**Work to complete**
Return each line containing "miles".

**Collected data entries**
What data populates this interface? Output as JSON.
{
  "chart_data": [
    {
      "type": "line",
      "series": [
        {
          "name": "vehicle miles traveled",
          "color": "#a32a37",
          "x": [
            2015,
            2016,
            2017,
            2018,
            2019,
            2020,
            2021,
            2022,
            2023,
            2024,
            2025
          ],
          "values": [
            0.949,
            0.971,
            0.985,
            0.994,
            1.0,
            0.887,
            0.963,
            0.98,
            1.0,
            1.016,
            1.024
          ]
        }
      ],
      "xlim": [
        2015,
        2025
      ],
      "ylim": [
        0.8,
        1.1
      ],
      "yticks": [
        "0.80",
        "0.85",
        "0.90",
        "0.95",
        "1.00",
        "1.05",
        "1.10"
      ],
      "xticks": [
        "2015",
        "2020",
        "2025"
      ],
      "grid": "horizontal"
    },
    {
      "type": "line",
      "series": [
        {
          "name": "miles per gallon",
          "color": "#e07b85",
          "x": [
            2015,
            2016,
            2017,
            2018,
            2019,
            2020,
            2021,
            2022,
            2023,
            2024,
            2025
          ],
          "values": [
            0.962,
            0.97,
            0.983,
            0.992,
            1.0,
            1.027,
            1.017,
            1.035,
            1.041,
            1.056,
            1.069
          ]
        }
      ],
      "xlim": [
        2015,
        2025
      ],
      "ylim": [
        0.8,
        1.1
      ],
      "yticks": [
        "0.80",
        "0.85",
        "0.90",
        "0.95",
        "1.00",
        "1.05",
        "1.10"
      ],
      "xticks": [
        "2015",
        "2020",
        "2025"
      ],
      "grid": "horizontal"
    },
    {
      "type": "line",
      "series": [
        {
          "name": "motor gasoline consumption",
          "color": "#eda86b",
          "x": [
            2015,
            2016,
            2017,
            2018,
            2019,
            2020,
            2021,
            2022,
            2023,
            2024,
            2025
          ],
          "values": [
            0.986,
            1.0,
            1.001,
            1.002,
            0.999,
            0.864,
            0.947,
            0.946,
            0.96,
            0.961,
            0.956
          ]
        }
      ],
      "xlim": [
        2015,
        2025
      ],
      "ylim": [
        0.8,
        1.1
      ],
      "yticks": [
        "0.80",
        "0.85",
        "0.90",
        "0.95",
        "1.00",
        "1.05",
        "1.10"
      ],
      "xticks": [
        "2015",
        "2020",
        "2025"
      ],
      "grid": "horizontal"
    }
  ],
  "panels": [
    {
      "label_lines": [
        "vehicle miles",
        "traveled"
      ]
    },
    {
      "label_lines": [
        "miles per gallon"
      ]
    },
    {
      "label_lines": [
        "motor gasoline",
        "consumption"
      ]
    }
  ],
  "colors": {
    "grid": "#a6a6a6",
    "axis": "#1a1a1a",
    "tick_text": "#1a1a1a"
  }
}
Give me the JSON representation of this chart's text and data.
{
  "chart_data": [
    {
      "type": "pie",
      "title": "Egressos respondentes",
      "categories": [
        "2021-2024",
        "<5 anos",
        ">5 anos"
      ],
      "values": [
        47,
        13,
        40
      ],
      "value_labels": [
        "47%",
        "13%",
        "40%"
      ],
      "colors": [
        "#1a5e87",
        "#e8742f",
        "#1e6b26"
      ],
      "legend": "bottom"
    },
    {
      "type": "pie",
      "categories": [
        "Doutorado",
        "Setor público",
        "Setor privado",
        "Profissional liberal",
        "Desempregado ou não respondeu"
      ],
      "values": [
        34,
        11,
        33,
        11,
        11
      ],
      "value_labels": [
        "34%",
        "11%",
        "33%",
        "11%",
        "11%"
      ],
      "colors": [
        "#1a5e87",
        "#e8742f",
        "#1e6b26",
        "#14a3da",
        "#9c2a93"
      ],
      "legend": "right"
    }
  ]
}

**Response to the exercise**
          "name": "vehicle miles traveled",
          "name": "miles per gallon",
        "vehicle miles",
        "miles per gallon"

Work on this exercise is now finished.